CHALLENGE - The data must be written out once more, precisely as given.

-- start of DATA FOR THIS TASK --

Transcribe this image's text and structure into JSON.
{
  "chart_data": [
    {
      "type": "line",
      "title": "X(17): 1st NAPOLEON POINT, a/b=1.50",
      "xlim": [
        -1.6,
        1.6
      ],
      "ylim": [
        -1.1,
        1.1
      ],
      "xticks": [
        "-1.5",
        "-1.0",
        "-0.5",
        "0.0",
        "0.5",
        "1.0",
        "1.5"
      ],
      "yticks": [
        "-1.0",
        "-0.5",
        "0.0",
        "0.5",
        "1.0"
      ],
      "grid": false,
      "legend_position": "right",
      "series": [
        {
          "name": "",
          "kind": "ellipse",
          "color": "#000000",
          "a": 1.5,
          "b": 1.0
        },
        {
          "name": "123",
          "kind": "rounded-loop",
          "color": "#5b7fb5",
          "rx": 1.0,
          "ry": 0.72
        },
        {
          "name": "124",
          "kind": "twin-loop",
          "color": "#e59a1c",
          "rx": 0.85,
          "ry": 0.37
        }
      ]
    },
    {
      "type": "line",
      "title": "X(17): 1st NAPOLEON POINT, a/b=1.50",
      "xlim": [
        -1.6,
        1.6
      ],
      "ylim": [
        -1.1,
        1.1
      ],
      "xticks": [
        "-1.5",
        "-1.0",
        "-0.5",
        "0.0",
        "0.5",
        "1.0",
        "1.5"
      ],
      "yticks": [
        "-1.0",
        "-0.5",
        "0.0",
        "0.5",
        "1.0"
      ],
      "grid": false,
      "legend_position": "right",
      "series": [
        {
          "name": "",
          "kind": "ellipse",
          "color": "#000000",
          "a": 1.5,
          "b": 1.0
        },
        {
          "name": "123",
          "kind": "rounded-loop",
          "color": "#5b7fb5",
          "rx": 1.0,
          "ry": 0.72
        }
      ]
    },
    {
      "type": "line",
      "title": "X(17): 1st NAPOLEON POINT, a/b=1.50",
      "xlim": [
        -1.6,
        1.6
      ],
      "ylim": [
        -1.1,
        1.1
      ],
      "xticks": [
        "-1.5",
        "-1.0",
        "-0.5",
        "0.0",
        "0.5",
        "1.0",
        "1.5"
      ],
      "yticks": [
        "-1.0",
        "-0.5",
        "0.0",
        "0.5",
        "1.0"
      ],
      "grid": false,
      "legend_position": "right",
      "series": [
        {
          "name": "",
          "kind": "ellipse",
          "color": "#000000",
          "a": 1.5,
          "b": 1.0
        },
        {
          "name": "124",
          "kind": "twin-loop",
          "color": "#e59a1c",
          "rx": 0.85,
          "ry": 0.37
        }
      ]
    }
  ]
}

-- end of DATA FOR THIS TASK --

EXERCISE RESULT -
Transcribe this image's text and structure into JSON.
{
  "chart_data": [
    {
      "type": "line",
      "title": "X(17): 1st NAPOLEON POINT, a/b=1.50",
      "xlim": [
        -1.6,
        1.6
      ],
      "ylim": [
        -1.1,
        1.1
      ],
      "xticks": [
        "-1.5",
        "-1.0",
        "-0.5",
        "0.0",
        "0.5",
        "1.0",
        "1.5"
      ],
      "yticks": [
        "-1.0",
        "-0.5",
        "0.0",
        "0.5",
        "1.0"
      ],
      "grid": false,
      "legend_position": "right",
      "series": [
        {
          "name": "",
          "kind": "ellipse",
          "color": "#000000",
          "a": 1.5,
          "b": 1.0
        },
        {
          "name": "123",
          "kind": "rounded-loop",
          "color": "#5b7fb5",
          "rx": 1.0,
          "ry": 0.72
        },
        {
          "name": "124",
          "kind": "twin-loop",
          "color": "#e59a1c",
          "rx": 0.85,
          "ry": 0.37
        }
      ]
    },
    {
      "type": "line",
      "title": "X(17): 1st NAPOLEON POINT, a/b=1.50",
      "xlim": [
        -1.6,
        1.6
      ],
      "ylim": [
        -1.1,
        1.1
      ],
      "xticks": [
        "-1.5",
        "-1.0",
        "-0.5",
        "0.0",
        "0.5",
        "1.0",
        "1.5"
      ],
      "yticks": [
        "-1.0",
        "-0.5",
        "0.0",
        "0.5",
        "1.0"
      ],
      "grid": false,
      "legend_position": "right",
      "series": [
        {
          "name": "",
          "kind": "ellipse",
          "color": "#000000",
          "a": 1.5,
          "b": 1.0
        },
        {
          "name": "123",
          "kind": "rounded-loop",
          "color": "#5b7fb5",
          "rx": 1.0,
          "ry": 0.72
        }
      ]
    },
    {
      "type": "line",
      "title": "X(17): 1st NAPOLEON POINT, a/b=1.50",
      "xlim": [
        -1.6,
        1.6
      ],
      "ylim": [
        -1.1,
        1.1
      ],
      "xticks": [
        "-1.5",
        "-1.0",
        "-0.5",
        "0.0",
        "0.5",
        "1.0",
        "1.5"
      ],
      "yticks": [
        "-1.0",
        "-0.5",
        "0.0",
        "0.5",
        "1.0"
      ],
      "grid": false,
      "legend_position": "right",
      "series": [
        {
          "name": "",
          "kind": "ellipse",
          "color": "#000000",
          "a": 1.5,
          "b": 1.0
        },
        {
          "name": "124",
          "kind": "twin-loop",
          "color": "#e59a1c",
          "rx": 0.85,
          "ry": 0.37
        }
      ]
    }
  ]
}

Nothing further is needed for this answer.